■ Challenge
Every entry that follows should be reproduced exactly.

■ Material for this task
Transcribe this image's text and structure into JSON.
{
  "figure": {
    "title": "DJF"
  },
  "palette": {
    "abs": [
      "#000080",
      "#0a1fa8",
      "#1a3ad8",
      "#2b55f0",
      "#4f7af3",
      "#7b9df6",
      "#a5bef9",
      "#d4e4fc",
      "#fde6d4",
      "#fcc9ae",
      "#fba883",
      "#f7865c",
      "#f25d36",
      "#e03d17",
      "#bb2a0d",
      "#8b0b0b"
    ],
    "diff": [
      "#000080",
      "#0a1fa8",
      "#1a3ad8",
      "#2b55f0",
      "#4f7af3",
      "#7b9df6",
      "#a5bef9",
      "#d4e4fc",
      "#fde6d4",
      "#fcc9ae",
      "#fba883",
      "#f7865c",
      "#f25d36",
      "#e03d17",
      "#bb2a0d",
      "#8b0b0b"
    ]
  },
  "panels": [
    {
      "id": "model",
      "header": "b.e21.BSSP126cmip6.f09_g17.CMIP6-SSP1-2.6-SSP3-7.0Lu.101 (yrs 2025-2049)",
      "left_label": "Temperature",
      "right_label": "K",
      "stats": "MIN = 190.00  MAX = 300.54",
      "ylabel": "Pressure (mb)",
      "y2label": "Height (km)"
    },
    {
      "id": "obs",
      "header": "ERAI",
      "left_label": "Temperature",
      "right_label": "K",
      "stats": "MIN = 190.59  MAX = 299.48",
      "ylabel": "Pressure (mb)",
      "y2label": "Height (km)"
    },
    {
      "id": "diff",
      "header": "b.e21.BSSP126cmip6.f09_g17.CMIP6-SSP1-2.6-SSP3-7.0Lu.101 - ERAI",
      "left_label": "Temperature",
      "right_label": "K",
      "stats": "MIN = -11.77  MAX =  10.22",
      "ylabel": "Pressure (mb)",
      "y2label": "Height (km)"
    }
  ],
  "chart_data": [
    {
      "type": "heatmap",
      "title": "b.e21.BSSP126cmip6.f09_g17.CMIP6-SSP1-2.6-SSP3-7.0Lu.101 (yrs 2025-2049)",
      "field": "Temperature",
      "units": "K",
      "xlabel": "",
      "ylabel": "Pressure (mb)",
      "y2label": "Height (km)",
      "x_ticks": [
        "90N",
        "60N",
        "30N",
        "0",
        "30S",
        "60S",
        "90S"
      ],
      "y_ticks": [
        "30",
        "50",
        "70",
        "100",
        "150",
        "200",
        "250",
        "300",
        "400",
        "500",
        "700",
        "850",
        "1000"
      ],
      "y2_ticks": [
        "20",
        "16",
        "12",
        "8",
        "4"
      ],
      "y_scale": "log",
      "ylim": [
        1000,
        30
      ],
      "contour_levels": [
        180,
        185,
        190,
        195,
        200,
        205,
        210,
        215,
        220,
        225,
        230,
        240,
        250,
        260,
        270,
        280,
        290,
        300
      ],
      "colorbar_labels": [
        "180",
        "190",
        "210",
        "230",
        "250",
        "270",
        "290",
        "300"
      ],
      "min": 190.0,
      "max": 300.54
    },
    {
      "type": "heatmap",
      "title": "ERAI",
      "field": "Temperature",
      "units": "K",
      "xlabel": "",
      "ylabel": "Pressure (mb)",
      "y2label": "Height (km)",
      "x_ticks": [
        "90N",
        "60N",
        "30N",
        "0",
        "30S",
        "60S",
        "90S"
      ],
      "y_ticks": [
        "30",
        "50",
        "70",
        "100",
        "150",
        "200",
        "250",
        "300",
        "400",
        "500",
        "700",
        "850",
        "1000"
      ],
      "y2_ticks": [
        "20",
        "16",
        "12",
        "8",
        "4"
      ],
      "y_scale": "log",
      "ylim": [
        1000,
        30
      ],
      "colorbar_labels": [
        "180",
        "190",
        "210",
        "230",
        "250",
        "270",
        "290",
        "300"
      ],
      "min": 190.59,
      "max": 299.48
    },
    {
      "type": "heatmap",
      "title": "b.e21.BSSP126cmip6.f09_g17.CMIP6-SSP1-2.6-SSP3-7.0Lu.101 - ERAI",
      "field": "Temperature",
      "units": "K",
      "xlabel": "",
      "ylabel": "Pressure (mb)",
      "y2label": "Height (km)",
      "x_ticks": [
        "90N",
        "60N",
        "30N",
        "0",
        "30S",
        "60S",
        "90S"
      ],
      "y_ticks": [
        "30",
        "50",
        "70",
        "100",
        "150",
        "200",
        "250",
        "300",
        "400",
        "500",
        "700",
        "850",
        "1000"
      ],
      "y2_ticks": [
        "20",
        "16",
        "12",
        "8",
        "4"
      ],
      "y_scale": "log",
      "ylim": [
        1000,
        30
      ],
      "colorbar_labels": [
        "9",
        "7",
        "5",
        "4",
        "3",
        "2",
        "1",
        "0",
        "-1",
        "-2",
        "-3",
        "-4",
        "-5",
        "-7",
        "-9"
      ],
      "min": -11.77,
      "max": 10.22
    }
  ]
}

■ Response
Transcribe this image's text and structure into JSON.
{
  "figure": {
    "title": "DJF"
  },
  "palette": {
    "abs": [
      "#000080",
      "#0a1fa8",
      "#1a3ad8",
      "#2b55f0",
      "#4f7af3",
      "#7b9df6",
      "#a5bef9",
      "#d4e4fc",
      "#fde6d4",
      "#fcc9ae",
      "#fba883",
      "#f7865c",
      "#f25d36",
      "#e03d17",
      "#bb2a0d",
      "#8b0b0b"
    ],
    "diff": [
      "#000080",
      "#0a1fa8",
      "#1a3ad8",
      "#2b55f0",
      "#4f7af3",
      "#7b9df6",
      "#a5bef9",
      "#d4e4fc",
      "#fde6d4",
      "#fcc9ae",
      "#fba883",
      "#f7865c",
      "#f25d36",
      "#e03d17",
      "#bb2a0d",
      "#8b0b0b"
    ]
  },
  "panels": [
    {
      "id": "model",
      "header": "b.e21.BSSP126cmip6.f09_g17.CMIP6-SSP1-2.6-SSP3-7.0Lu.101 (yrs 2025-2049)",
      "left_label": "Temperature",
      "right_label": "K",
      "stats": "MIN = 190.00  MAX = 300.54",
      "ylabel": "Pressure (mb)",
      "y2label": "Height (km)"
    },
    {
      "id": "obs",
      "header": "ERAI",
      "left_label": "Temperature",
      "right_label": "K",
      "stats": "MIN = 190.59  MAX = 299.48",
      "ylabel": "Pressure (mb)",
      "y2label": "Height (km)"
    },
    {
      "id": "diff",
      "header": "b.e21.BSSP126cmip6.f09_g17.CMIP6-SSP1-2.6-SSP3-7.0Lu.101 - ERAI",
      "left_label": "Temperature",
      "right_label": "K",
      "stats": "MIN = -11.77  MAX =  10.22",
      "ylabel": "Pressure (mb)",
      "y2label": "Height (km)"
    }
  ],
  "chart_data": [
    {
      "type": "heatmap",
      "title": "b.e21.BSSP126cmip6.f09_g17.CMIP6-SSP1-2.6-SSP3-7.0Lu.101 (yrs 2025-2049)",
      "field": "Temperature",
      "units": "K",
      "xlabel": "",
      "ylabel": "Pressure (mb)",
      "y2label": "Height (km)",
      "x_ticks": [
        "90N",
        "60N",
        "30N",
        "0",
        "30S",
        "60S",
        "90S"
      ],
      "y_ticks": [
        "30",
        "50",
        "70",
        "100",
        "150",
        "200",
        "250",
        "300",
        "400",
        "500",
        "700",
        "850",
        "1000"
      ],
      "y2_ticks": [
        "20",
        "16",
        "12",
        "8",
        "4"
      ],
      "y_scale": "log",
      "ylim": [
        1000,
        30
      ],
      "contour_levels": [
        180,
        185,
        190,
        195,
        200,
        205,
        210,
        215,
        220,
        225,
        230,
        240,
        250,
        260,
        270,
        280,
        290,
        300
      ],
      "colorbar_labels": [
        "180",
        "190",
        "210",
        "230",
        "250",
        "270",
        "290",
        "300"
      ],
      "min": 190.0,
      "max": 300.54
    },
    {
      "type": "heatmap",
      "title": "ERAI",
      "field": "Temperature",
      "units": "K",
      "xlabel": "",
      "ylabel": "Pressure (mb)",
      "y2label": "Height (km)",
      "x_ticks": [
        "90N",
        "60N",
        "30N",
        "0",
        "30S",
        "60S",
        "90S"
      ],
      "y_ticks": [
        "30",
        "50",
        "70",
        "100",
        "150",
        "200",
        "250",
        "300",
        "400",
        "500",
        "700",
        "850",
        "1000"
      ],
      "y2_ticks": [
        "20",
        "16",
        "12",
        "8",
        "4"
      ],
      "y_scale": "log",
      "ylim": [
        1000,
        30
      ],
      "colorbar_labels": [
        "180",
        "190",
        "210",
        "230",
        "250",
        "270",
        "290",
        "300"
      ],
      "min": 190.59,
      "max": 299.48
    },
    {
      "type": "heatmap",
      "title": "b.e21.BSSP126cmip6.f09_g17.CMIP6-SSP1-2.6-SSP3-7.0Lu.101 - ERAI",
      "field": "Temperature",
      "units": "K",
      "xlabel": "",
      "ylabel": "Pressure (mb)",
      "y2label": "Height (km)",
      "x_ticks": [
        "90N",
        "60N",
        "30N",
        "0",
        "30S",
        "60S",
        "90S"
      ],
      "y_ticks": [
        "30",
        "50",
        "70",
        "100",
        "150",
        "200",
        "250",
        "300",
        "400",
        "500",
        "700",
        "850",
        "1000"
      ],
      "y2_ticks": [
        "20",
        "16",
        "12",
        "8",
        "4"
      ],
      "y_scale": "log",
      "ylim": [
        1000,
        30
      ],
      "colorbar_labels": [
        "9",
        "7",
        "5",
        "4",
        "3",
        "2",
        "1",
        "0",
        "-1",
        "-2",
        "-3",
        "-4",
        "-5",
        "-7",
        "-9"
      ],
      "min": -11.77,
      "max": 10.22
    }
  ]
}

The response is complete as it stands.